## Problem to work on:
From the entries below, copy every line holding the word "viewers".

>> START

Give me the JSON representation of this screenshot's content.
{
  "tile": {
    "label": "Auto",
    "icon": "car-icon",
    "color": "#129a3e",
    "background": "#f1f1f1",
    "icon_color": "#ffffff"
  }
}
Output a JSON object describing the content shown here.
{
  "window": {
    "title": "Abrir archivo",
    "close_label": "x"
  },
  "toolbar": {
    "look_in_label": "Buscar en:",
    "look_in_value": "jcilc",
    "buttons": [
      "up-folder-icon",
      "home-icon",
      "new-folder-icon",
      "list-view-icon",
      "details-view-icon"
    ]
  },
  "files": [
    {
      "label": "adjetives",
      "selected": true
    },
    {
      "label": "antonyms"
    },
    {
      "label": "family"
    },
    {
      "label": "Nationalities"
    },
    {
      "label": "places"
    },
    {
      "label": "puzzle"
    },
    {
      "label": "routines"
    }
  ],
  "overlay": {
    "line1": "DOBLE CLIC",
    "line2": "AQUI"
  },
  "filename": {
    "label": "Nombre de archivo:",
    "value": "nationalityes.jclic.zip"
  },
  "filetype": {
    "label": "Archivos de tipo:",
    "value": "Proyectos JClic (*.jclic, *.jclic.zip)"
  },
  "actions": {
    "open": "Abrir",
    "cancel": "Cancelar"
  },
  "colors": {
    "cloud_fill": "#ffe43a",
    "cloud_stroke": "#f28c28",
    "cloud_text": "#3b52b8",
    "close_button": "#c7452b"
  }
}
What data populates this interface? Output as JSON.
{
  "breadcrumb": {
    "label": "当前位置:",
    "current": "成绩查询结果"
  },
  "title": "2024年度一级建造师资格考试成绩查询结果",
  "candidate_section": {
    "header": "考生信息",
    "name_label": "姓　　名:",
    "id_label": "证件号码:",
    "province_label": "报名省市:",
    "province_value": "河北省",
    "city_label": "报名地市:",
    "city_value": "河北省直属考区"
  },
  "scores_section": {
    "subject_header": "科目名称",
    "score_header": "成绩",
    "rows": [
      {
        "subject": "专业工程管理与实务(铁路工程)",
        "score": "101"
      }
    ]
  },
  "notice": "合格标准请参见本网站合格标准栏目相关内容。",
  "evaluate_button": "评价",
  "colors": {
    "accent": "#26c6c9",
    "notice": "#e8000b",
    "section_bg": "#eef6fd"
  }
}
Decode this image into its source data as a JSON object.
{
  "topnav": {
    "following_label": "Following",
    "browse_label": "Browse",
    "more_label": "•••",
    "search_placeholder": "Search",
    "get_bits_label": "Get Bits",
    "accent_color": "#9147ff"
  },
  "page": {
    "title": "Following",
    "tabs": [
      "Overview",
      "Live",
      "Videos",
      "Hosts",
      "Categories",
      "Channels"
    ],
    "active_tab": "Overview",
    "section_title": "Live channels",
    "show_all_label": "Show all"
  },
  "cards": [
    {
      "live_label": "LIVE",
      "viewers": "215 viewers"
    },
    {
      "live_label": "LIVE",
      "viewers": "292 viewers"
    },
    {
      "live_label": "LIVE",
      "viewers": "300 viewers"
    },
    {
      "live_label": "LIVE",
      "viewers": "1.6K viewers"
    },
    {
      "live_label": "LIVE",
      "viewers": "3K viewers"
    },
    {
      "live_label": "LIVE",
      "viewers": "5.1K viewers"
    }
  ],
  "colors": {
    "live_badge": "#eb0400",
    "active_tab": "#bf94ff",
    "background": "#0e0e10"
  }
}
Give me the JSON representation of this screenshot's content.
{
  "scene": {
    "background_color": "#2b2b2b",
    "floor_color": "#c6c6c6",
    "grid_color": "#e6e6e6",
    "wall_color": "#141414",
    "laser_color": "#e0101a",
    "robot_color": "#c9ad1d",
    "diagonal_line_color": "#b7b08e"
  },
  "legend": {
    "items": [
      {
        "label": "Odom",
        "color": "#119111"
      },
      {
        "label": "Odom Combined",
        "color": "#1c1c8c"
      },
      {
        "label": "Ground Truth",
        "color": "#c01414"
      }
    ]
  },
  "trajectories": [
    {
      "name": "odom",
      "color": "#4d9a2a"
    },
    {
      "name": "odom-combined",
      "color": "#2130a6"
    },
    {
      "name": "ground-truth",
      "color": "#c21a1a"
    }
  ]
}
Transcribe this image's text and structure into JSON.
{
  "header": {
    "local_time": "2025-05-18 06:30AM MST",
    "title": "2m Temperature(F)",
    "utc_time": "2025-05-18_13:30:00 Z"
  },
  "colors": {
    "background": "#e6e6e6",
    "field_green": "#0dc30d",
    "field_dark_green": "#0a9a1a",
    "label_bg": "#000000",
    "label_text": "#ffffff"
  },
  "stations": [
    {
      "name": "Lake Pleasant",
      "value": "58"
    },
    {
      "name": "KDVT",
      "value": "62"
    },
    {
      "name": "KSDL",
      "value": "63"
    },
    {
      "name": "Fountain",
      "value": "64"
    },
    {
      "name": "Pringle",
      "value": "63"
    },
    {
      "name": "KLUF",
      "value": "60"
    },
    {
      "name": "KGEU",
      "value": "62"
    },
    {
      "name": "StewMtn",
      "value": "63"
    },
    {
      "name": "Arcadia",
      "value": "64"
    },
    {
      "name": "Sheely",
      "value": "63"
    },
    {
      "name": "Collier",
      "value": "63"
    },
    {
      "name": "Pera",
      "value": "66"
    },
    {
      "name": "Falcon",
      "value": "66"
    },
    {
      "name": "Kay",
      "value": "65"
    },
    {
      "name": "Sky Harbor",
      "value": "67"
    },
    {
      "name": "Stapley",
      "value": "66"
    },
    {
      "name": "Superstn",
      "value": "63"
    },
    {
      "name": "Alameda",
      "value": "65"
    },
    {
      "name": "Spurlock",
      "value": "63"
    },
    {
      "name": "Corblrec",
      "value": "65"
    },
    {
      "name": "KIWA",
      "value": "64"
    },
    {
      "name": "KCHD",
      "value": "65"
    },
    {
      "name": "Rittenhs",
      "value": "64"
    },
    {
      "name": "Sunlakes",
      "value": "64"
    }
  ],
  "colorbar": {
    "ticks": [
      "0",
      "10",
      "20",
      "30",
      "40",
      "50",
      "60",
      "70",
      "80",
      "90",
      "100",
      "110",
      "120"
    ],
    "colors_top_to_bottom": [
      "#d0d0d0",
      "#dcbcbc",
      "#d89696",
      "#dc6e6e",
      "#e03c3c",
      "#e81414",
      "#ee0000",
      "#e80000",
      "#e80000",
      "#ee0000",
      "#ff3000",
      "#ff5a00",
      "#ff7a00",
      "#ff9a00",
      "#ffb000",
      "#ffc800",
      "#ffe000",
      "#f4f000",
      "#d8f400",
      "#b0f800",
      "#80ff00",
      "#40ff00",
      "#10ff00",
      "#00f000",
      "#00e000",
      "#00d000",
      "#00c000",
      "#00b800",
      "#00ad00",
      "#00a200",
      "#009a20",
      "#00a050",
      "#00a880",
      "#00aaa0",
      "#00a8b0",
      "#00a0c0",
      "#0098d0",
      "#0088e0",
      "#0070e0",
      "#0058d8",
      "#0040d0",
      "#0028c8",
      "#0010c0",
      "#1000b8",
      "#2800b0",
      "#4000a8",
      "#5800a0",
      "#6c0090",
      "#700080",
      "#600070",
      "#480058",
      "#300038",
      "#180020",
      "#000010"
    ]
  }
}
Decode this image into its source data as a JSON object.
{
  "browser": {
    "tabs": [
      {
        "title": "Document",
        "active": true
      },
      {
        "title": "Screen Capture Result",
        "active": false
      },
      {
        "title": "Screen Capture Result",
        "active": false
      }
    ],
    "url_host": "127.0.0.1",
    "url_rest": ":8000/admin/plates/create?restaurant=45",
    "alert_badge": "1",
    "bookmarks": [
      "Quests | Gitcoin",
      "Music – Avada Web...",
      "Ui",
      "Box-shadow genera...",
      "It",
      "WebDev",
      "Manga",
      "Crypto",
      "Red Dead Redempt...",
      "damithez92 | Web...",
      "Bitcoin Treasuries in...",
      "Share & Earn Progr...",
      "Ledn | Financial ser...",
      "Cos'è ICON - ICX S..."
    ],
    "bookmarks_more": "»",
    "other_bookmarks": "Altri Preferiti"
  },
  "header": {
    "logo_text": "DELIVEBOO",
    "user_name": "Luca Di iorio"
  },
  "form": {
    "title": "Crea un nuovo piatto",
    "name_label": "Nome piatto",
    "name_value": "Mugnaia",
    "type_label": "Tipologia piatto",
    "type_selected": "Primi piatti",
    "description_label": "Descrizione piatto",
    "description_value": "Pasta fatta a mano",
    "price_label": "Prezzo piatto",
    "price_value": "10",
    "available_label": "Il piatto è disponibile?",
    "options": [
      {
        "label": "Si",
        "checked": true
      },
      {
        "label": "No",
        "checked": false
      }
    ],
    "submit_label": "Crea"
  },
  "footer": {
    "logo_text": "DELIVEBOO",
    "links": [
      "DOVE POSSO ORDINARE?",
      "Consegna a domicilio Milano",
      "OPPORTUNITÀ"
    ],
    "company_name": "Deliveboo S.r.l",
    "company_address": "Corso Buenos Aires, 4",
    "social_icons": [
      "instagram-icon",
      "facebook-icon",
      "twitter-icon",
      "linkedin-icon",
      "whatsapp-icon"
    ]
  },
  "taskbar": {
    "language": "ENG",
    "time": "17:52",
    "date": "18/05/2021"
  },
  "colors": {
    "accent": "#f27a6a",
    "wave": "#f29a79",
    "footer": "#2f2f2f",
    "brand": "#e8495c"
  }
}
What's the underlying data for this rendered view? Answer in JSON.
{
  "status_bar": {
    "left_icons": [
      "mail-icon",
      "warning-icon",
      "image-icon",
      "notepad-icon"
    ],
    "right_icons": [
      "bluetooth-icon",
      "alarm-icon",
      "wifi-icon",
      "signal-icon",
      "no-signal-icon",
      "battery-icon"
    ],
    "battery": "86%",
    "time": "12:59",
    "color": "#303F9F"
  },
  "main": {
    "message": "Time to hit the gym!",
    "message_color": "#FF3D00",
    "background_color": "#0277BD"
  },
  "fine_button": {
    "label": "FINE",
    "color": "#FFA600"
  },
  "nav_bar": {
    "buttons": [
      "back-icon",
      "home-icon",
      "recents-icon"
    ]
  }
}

>> END

## Result for this exercise:
      "viewers": "215 viewers"
      "viewers": "292 viewers"
      "viewers": "300 viewers"
      "viewers": "1.6K viewers"
      "viewers": "3K viewers"
      "viewers": "5.1K viewers"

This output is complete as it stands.